# Start of RECORDS FOR THIS EXERCISE
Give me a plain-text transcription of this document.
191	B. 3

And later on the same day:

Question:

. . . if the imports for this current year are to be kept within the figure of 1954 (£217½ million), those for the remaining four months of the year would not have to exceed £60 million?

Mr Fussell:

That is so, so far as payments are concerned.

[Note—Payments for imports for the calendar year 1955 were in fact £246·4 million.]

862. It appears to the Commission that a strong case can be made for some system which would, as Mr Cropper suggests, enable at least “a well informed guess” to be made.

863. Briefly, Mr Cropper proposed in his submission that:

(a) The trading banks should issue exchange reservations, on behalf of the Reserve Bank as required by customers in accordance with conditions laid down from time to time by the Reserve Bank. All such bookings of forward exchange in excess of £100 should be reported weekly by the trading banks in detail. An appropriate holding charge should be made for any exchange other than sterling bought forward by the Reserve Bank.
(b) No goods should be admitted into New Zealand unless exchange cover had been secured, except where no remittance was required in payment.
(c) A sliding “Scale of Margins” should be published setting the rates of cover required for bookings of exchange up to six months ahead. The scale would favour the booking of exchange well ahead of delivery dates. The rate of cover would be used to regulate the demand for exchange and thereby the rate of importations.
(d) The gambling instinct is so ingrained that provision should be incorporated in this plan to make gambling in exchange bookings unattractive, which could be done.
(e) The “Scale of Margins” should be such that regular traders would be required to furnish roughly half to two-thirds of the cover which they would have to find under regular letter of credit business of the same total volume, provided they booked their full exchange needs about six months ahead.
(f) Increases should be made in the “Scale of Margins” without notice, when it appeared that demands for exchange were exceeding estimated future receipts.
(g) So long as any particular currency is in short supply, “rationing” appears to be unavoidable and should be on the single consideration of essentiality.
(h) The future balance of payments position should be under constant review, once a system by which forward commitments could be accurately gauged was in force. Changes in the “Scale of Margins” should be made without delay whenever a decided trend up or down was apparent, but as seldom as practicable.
# End of RECORDS FOR THIS EXERCISE
SET TASK
Find the word "million" in the material, then list each line that holds it.

PROBLEM SOLUTION
. . . if the imports for this current year are to be kept within the figure of 1954 (£217½ million), those for the remaining four months of the year would not have to exceed £60 million?
[Note—Payments for imports for the calendar year 1955 were in fact £246·4 million.]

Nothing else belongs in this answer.